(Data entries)
========================================================================

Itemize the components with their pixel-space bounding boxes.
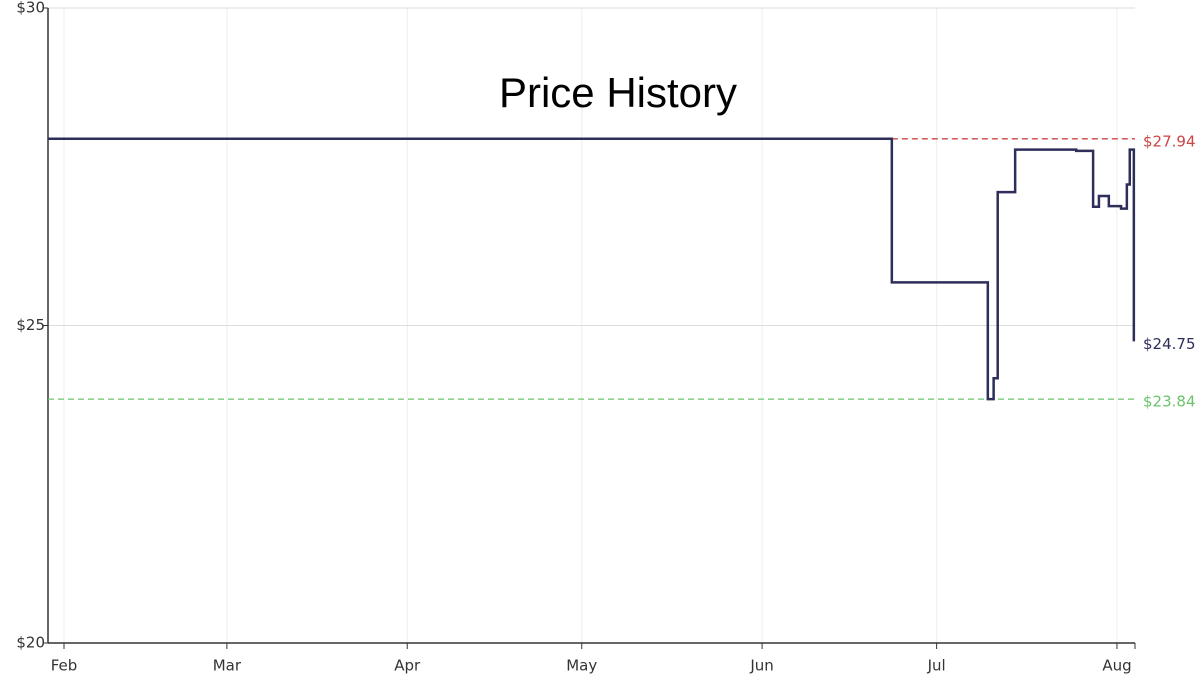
x-tick-label: May xyxy=(566,657,597,675)
reference-label: $23.84 xyxy=(1143,393,1196,411)
y-tick-label: $30 xyxy=(16,0,45,17)
x-tick-label: Feb xyxy=(51,657,78,675)
y-tick-label: $25 xyxy=(16,316,45,334)
current-price-label: $24.75 xyxy=(1143,335,1196,353)
chart-title: Price History xyxy=(499,69,737,116)
x-tick-label: Apr xyxy=(394,657,421,675)
x-tick-label: Jun xyxy=(749,657,773,675)
x-tick-label: Mar xyxy=(213,657,242,675)
x-tick-label: Aug xyxy=(1102,657,1131,675)
reference-label: $27.94 xyxy=(1143,132,1196,150)
y-tick-label: $20 xyxy=(16,634,45,652)
x-tick-label: Jul xyxy=(927,657,946,675)
price-line xyxy=(48,137,1136,401)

========================================================================

■ **What you are asked to do**
Begin at the line that has "x-tick-label: May xyxy=(566,657,597,675)" and stop after the line that has "x-tick-label: Mar xyxy=(213,657,242,675)". Give those lines again, changing "x-tick-label" to "month-label" and leaving everything else as it is.

■ **Exercise result**
month-label: May xyxy=(566,657,597,675)
reference-label: $23.84 xyxy=(1143,393,1196,411)
y-tick-label: $30 xyxy=(16,0,45,17)
month-label: Feb xyxy=(51,657,78,675)
y-tick-label: $25 xyxy=(16,316,45,334)
current-price-label: $24.75 xyxy=(1143,335,1196,353)
chart-title: Price History xyxy=(499,69,737,116)
month-label: Apr xyxy=(394,657,421,675)
month-label: Jun xyxy=(749,657,773,675)
month-label: Mar xyxy=(213,657,242,675)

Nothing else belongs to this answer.